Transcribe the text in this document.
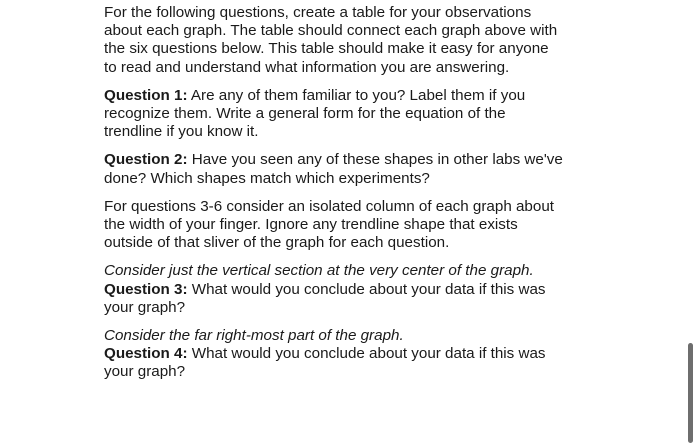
For the following questions, create a table for your observations about each graph. The table should connect each graph above with the six questions below. This table should make it easy for anyone to read and understand what information you are answering.

Question 1: Are any of them familiar to you? Label them if you recognize them. Write a general form for the equation of the trendline if you know it.

Question 2: Have you seen any of these shapes in other labs we've done? Which shapes match which experiments?

For questions 3-6 consider an isolated column of each graph about the width of your finger. Ignore any trendline shape that exists outside of that sliver of the graph for each question.

Consider just the vertical section at the very center of the graph.

Question 3: What would you conclude about your data if this was your graph?

Consider the far right-most part of the graph.

Question 4: What would you conclude about your data if this was your graph?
* * *
_Job_. Leave the pictures out and reproduce all of the records exactly.

_Exercise solution_.
Transcribe the text in this document.
For the following questions, create a table for your observations about each graph. The table should connect each graph above with the six questions below. This table should make it easy for anyone to read and understand what information you are answering.

Question 1: Are any of them familiar to you? Label them if you recognize them. Write a general form for the equation of the trendline if you know it.

Question 2: Have you seen any of these shapes in other labs we've done? Which shapes match which experiments?

For questions 3-6 consider an isolated column of each graph about the width of your finger. Ignore any trendline shape that exists outside of that sliver of the graph for each question.

Consider just the vertical section at the very center of the graph.

Question 3: What would you conclude about your data if this was your graph?

Consider the far right-most part of the graph.

Question 4: What would you conclude about your data if this was your graph?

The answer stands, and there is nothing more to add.